**Material for the task**

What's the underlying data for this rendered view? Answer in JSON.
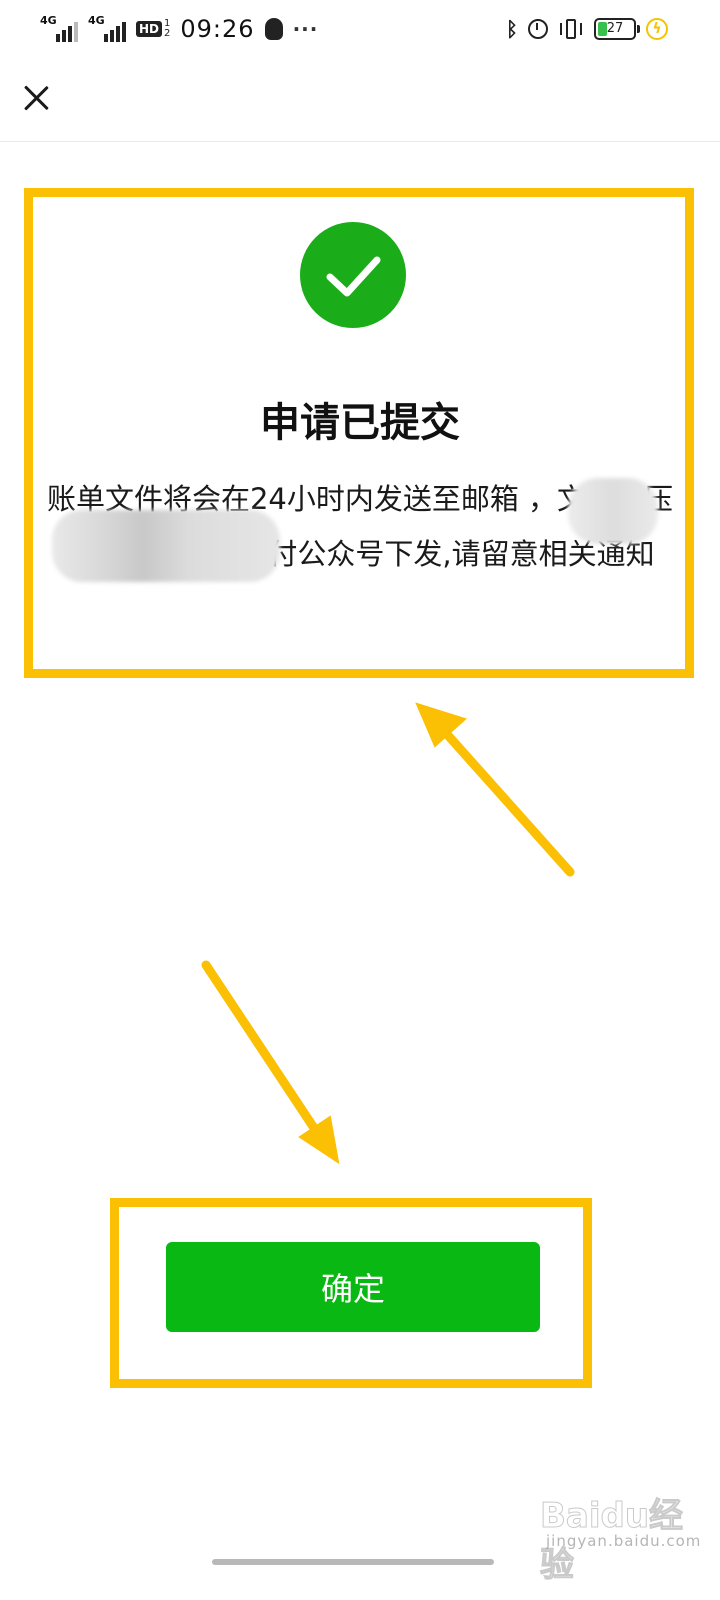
{
  "status_bar": {
    "sim1_label": "4G",
    "sim2_label": "4G",
    "hd_label": "HD",
    "hd_fraction_top": "1",
    "hd_fraction_bottom": "2",
    "time": "09:26",
    "more": "···",
    "battery_level": "27",
    "battery_fraction": 0.27,
    "icons": [
      "qq-icon",
      "bluetooth-icon",
      "alarm-icon",
      "vibrate-icon",
      "battery-icon",
      "charging-icon"
    ]
  },
  "nav": {
    "close_icon": "close-icon"
  },
  "result": {
    "icon": "success-check-icon",
    "title": "申请已提交",
    "description": "账单文件将会在24小时内发送至邮箱 ，文件解压码将通过微信支付公众号下发,请留意相关通知"
  },
  "actions": {
    "confirm_label": "确定"
  },
  "watermark": {
    "logo_text": "Baidu经验",
    "url": "jingyan.baidu.com"
  },
  "colors": {
    "success_green": "#1aad19",
    "button_green": "#09b812",
    "highlight_yellow": "#fbbf04",
    "text": "#111111"
  }
}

**Direction**
All the records need to be repeated exactly, with the images dropped.

**Solution**
What's the underlying data for this rendered view? Answer in JSON.
{
  "status_bar": {
    "sim1_label": "4G",
    "sim2_label": "4G",
    "hd_label": "HD",
    "hd_fraction_top": "1",
    "hd_fraction_bottom": "2",
    "time": "09:26",
    "more": "···",
    "battery_level": "27",
    "battery_fraction": 0.27,
    "icons": [
      "qq-icon",
      "bluetooth-icon",
      "alarm-icon",
      "vibrate-icon",
      "battery-icon",
      "charging-icon"
    ]
  },
  "nav": {
    "close_icon": "close-icon"
  },
  "result": {
    "icon": "success-check-icon",
    "title": "申请已提交",
    "description": "账单文件将会在24小时内发送至邮箱 ，文件解压码将通过微信支付公众号下发,请留意相关通知"
  },
  "actions": {
    "confirm_label": "确定"
  },
  "watermark": {
    "logo_text": "Baidu经验",
    "url": "jingyan.baidu.com"
  },
  "colors": {
    "success_green": "#1aad19",
    "button_green": "#09b812",
    "highlight_yellow": "#fbbf04",
    "text": "#111111"
  }
}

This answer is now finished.